- The problem -
Look below. Copy each line that has "연동해서" in it.
---+---
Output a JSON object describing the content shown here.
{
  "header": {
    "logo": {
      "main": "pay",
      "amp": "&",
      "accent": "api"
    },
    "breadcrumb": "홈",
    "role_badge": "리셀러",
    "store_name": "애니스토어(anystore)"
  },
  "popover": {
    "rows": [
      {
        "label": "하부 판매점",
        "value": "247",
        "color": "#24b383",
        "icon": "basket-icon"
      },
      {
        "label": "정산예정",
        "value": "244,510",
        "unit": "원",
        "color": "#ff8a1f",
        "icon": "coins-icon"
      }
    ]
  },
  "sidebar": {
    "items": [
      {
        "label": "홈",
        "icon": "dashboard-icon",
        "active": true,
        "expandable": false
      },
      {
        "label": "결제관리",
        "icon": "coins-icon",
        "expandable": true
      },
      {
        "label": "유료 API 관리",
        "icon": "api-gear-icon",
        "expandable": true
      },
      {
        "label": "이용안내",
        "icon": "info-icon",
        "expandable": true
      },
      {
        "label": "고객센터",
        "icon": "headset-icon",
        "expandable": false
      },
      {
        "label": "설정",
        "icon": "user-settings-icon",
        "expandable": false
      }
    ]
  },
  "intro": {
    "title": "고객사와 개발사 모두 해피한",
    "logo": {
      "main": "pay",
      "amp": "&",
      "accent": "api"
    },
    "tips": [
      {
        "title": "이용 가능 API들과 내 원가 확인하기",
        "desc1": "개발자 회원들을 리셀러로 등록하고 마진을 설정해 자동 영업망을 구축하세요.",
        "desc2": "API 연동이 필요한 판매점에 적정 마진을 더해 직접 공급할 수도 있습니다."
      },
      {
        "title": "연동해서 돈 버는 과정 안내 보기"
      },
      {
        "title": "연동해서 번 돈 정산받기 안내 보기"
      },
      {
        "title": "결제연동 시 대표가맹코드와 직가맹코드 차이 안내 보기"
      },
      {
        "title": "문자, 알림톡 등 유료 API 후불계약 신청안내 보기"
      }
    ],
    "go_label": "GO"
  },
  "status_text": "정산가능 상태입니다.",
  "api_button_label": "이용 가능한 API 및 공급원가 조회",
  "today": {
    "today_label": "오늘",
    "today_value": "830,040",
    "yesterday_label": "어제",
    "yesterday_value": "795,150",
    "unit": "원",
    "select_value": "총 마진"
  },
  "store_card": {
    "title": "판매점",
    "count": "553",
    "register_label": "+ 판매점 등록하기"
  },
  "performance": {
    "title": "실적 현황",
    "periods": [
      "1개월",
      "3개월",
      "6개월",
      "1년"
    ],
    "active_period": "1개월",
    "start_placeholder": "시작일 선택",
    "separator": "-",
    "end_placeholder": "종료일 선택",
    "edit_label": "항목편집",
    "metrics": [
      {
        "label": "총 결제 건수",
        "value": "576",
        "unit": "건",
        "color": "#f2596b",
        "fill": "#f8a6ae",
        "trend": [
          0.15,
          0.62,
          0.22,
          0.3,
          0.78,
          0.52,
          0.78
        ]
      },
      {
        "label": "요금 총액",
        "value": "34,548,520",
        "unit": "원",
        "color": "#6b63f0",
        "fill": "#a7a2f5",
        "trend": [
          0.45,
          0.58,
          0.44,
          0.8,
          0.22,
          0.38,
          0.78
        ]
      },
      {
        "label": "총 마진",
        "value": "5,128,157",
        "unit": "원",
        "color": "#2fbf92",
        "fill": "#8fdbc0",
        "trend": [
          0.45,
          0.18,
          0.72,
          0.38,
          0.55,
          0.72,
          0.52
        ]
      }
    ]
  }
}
---+---
- Response to this exercise -
        "title": "연동해서 돈 버는 과정 안내 보기"
        "title": "연동해서 번 돈 정산받기 안내 보기"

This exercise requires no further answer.